Task material
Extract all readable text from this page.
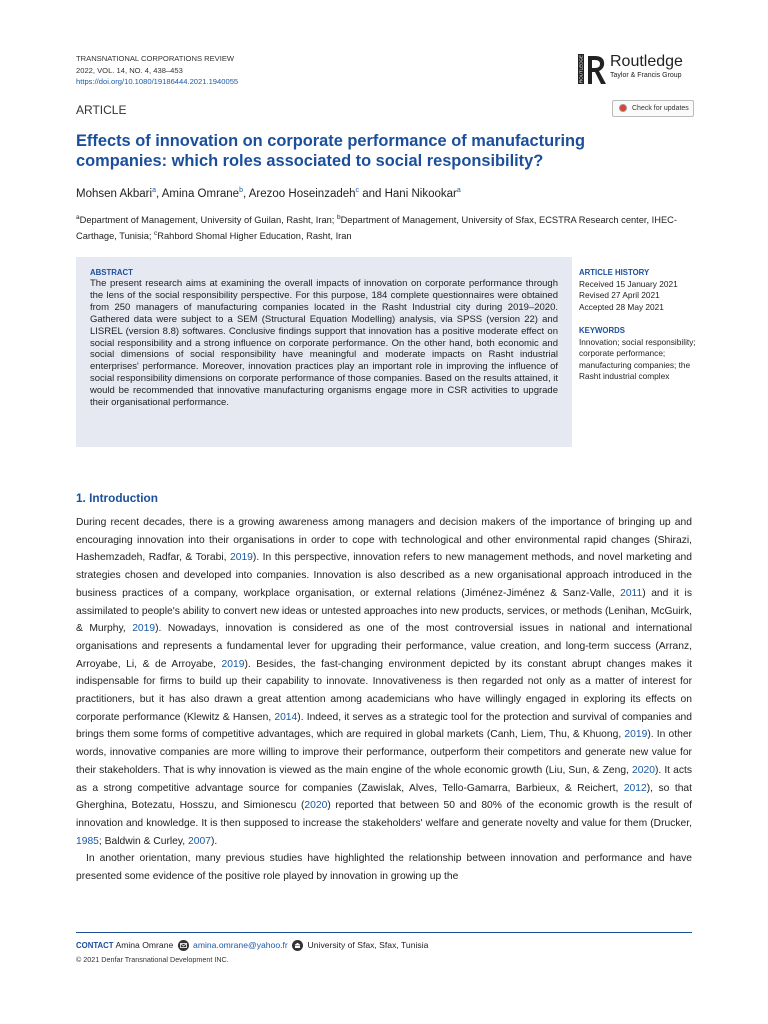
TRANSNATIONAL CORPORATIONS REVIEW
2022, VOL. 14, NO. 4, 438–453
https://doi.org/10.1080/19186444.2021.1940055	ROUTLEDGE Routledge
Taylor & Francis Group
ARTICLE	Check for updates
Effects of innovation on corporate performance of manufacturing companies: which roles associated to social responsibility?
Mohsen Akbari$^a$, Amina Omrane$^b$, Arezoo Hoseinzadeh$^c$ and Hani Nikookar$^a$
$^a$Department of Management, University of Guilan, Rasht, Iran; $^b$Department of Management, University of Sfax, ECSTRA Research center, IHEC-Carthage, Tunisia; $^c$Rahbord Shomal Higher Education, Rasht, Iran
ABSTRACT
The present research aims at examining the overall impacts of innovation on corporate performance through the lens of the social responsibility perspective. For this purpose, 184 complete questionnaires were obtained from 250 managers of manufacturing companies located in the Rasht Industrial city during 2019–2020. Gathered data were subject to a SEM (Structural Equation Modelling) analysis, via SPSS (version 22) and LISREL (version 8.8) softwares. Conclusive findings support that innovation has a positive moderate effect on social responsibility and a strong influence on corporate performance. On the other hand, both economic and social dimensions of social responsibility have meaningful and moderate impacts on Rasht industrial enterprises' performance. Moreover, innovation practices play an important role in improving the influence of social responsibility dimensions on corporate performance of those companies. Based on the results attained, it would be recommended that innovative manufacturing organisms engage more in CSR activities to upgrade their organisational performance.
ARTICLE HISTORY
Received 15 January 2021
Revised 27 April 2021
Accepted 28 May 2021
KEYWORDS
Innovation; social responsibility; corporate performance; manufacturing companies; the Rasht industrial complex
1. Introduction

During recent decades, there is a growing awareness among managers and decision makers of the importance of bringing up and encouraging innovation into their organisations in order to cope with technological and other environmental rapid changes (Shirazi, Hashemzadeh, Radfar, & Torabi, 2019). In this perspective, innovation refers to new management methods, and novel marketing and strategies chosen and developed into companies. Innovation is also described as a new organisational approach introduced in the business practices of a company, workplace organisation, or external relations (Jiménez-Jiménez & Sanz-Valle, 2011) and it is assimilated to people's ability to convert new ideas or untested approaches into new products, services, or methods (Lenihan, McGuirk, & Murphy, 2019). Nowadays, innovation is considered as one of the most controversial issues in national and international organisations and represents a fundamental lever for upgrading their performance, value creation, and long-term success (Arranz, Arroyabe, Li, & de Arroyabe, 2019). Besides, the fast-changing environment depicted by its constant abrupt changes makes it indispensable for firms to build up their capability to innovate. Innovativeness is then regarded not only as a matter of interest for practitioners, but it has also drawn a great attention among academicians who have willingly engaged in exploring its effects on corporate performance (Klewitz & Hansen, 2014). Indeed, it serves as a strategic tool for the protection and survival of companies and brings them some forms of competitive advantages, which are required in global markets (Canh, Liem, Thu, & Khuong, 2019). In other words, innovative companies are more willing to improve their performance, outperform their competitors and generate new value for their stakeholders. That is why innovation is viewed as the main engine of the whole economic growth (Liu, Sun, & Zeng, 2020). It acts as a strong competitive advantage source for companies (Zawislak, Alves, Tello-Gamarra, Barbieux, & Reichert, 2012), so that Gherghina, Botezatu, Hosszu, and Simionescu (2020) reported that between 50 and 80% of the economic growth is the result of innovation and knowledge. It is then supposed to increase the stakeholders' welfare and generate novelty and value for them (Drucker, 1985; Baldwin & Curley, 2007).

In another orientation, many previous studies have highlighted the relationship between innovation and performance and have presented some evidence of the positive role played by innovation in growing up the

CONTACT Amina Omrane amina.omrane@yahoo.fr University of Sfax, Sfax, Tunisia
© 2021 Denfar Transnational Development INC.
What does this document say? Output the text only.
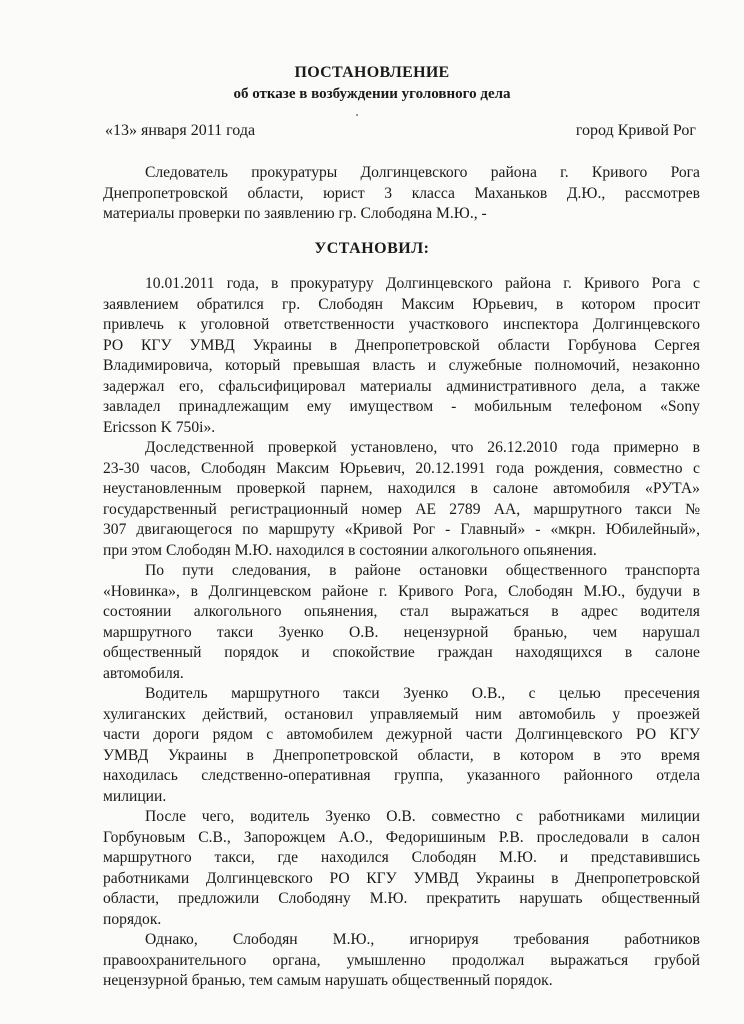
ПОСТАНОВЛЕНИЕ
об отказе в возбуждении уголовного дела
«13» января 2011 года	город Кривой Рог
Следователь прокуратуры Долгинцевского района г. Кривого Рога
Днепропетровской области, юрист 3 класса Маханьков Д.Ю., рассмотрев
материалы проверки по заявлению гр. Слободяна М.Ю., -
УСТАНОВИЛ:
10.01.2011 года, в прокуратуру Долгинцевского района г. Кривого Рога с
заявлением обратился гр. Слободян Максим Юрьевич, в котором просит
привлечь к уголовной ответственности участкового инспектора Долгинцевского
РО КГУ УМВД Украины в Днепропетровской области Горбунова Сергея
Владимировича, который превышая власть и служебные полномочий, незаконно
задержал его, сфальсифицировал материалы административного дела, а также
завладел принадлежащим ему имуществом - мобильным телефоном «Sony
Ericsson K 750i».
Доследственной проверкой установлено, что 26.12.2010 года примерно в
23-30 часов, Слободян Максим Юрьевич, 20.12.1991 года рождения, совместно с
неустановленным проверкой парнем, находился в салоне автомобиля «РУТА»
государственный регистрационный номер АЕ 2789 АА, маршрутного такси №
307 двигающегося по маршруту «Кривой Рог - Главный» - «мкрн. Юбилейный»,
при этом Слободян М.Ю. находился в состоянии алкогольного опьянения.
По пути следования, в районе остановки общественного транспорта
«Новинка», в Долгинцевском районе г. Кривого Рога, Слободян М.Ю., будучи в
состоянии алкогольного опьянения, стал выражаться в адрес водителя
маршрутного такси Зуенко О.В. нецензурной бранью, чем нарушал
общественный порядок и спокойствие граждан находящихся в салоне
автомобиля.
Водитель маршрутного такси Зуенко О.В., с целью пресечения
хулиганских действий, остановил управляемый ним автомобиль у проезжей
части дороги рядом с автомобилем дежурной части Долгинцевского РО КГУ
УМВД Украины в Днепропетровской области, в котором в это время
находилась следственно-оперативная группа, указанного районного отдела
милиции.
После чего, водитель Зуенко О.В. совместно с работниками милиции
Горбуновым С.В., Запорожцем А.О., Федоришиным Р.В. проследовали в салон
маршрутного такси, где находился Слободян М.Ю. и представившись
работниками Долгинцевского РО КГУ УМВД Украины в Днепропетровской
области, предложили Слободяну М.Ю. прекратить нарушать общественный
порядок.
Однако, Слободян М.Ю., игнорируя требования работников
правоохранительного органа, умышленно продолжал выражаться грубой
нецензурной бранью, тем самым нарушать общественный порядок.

* * *

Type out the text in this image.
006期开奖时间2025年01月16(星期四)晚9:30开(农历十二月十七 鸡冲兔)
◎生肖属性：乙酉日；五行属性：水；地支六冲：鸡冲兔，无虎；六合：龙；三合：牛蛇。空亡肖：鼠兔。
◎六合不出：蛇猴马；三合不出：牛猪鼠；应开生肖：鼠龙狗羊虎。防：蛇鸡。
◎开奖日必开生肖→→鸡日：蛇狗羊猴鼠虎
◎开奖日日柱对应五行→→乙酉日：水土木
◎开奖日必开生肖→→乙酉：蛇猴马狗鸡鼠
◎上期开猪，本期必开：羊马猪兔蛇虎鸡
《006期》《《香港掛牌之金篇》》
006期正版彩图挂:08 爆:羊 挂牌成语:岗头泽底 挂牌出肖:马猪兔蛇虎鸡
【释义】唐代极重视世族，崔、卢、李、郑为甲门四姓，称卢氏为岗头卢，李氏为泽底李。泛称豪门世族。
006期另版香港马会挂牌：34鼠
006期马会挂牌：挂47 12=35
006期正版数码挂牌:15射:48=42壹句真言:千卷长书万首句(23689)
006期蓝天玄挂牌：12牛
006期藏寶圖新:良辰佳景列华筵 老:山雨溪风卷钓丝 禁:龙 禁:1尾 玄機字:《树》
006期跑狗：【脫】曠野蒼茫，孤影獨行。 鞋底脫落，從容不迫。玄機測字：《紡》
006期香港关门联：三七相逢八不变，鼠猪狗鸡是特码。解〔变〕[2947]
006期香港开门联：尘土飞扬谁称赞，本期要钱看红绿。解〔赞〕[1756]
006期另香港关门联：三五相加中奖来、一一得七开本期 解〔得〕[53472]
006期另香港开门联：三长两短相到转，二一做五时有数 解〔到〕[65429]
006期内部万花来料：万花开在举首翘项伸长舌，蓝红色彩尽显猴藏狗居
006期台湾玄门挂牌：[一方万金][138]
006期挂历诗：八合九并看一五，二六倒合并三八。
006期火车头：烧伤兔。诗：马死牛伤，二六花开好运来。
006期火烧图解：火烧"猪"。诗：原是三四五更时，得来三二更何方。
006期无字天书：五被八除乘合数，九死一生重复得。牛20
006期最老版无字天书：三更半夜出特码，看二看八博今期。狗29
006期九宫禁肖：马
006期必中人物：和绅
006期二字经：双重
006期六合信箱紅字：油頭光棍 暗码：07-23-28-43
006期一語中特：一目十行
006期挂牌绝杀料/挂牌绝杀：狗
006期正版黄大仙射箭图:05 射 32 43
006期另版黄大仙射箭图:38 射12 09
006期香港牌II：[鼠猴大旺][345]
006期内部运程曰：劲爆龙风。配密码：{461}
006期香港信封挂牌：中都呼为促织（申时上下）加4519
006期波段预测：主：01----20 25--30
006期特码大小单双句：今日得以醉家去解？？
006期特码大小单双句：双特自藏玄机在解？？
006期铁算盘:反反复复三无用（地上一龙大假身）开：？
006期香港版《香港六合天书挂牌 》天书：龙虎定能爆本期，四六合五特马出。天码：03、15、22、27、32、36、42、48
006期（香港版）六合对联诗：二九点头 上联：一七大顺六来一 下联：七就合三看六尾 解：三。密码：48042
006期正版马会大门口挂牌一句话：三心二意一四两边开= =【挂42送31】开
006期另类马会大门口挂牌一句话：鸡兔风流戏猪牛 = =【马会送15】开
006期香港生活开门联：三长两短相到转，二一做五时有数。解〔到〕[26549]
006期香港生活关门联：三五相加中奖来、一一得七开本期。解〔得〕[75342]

Written instruction
Look through the material and say how many lines hold "автомобиля". Give the number only.

Response to the task
2